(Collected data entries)
:::
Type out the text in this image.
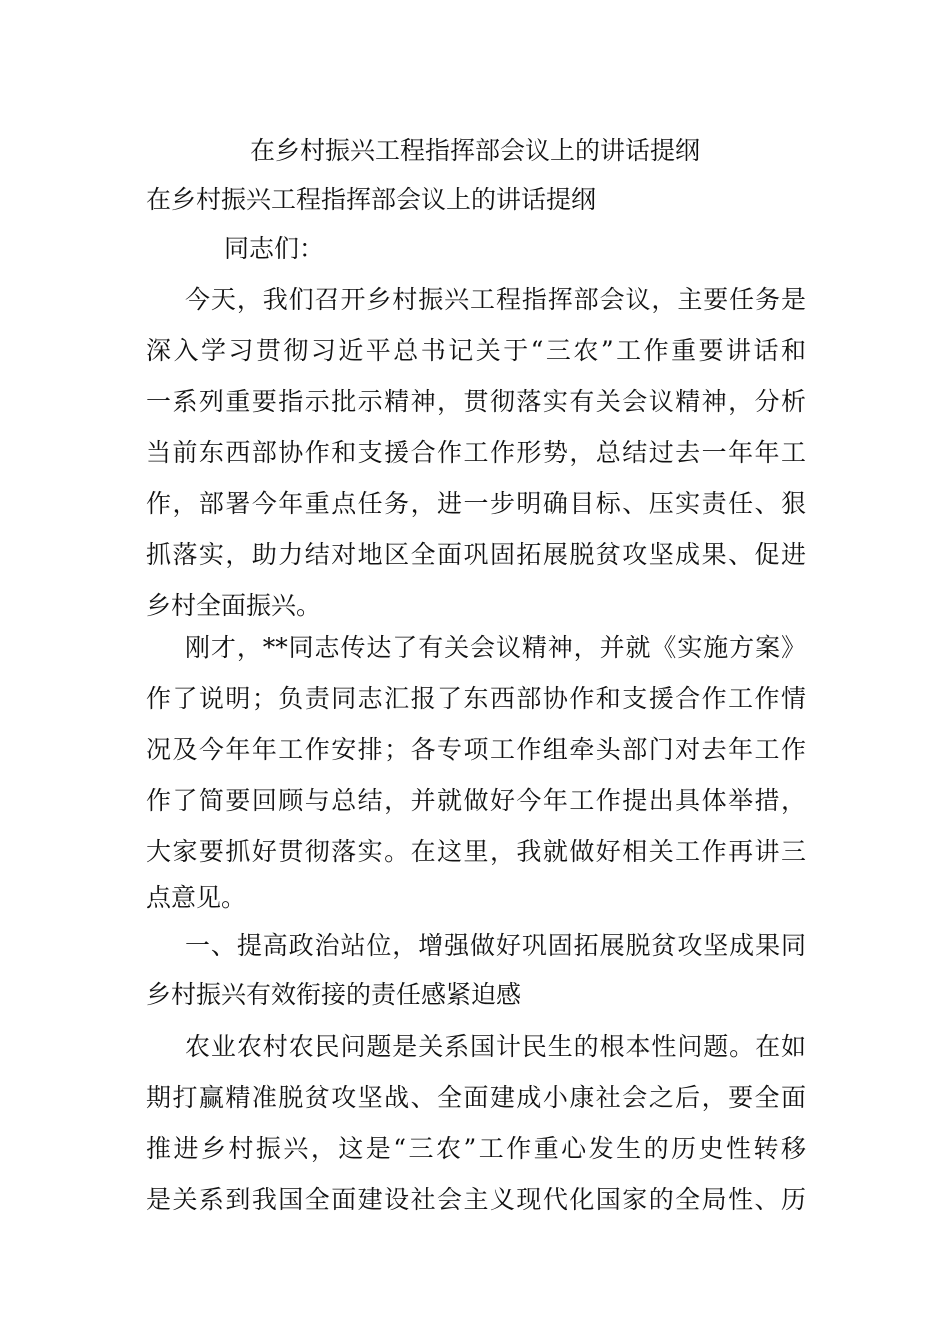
在乡村振兴工程指挥部会议上的讲话提纲
在乡村振兴工程指挥部会议上的讲话提纲
同志们：
今天，我们召开乡村振兴工程指挥部会议，主要任务是
深入学习贯彻习近平总书记关于“三农”工作重要讲话和
一系列重要指示批示精神，贯彻落实有关会议精神，分析
当前东西部协作和支援合作工作形势，总结过去一年年工
作，部署今年重点任务，进一步明确目标、压实责任、狠
抓落实，助力结对地区全面巩固拓展脱贫攻坚成果、促进
乡村全面振兴。
刚才，**同志传达了有关会议精神，并就《实施方案》
作了说明；负责同志汇报了东西部协作和支援合作工作情
况及今年年工作安排；各专项工作组牵头部门对去年工作
作了简要回顾与总结，并就做好今年工作提出具体举措，
大家要抓好贯彻落实。在这里，我就做好相关工作再讲三
点意见。
一、提高政治站位，增强做好巩固拓展脱贫攻坚成果同
乡村振兴有效衔接的责任感紧迫感
农业农村农民问题是关系国计民生的根本性问题。在如
期打赢精准脱贫攻坚战、全面建成小康社会之后，要全面
推进乡村振兴，这是“三农”工作重心发生的历史性转移
是关系到我国全面建设社会主义现代化国家的全局性、历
:::
WHAT IS NEEDED — Set down the records in full and exactly. Do not carry over any image.

RESPONSE BELOW —
Type out the text in this image.
在乡村振兴工程指挥部会议上的讲话提纲
在乡村振兴工程指挥部会议上的讲话提纲
同志们：
今天，我们召开乡村振兴工程指挥部会议，主要任务是
深入学习贯彻习近平总书记关于“三农”工作重要讲话和
一系列重要指示批示精神，贯彻落实有关会议精神，分析
当前东西部协作和支援合作工作形势，总结过去一年年工
作，部署今年重点任务，进一步明确目标、压实责任、狠
抓落实，助力结对地区全面巩固拓展脱贫攻坚成果、促进
乡村全面振兴。
刚才，**同志传达了有关会议精神，并就《实施方案》
作了说明；负责同志汇报了东西部协作和支援合作工作情
况及今年年工作安排；各专项工作组牵头部门对去年工作
作了简要回顾与总结，并就做好今年工作提出具体举措，
大家要抓好贯彻落实。在这里，我就做好相关工作再讲三
点意见。
一、提高政治站位，增强做好巩固拓展脱贫攻坚成果同
乡村振兴有效衔接的责任感紧迫感
农业农村农民问题是关系国计民生的根本性问题。在如
期打赢精准脱贫攻坚战、全面建成小康社会之后，要全面
推进乡村振兴，这是“三农”工作重心发生的历史性转移
是关系到我国全面建设社会主义现代化国家的全局性、历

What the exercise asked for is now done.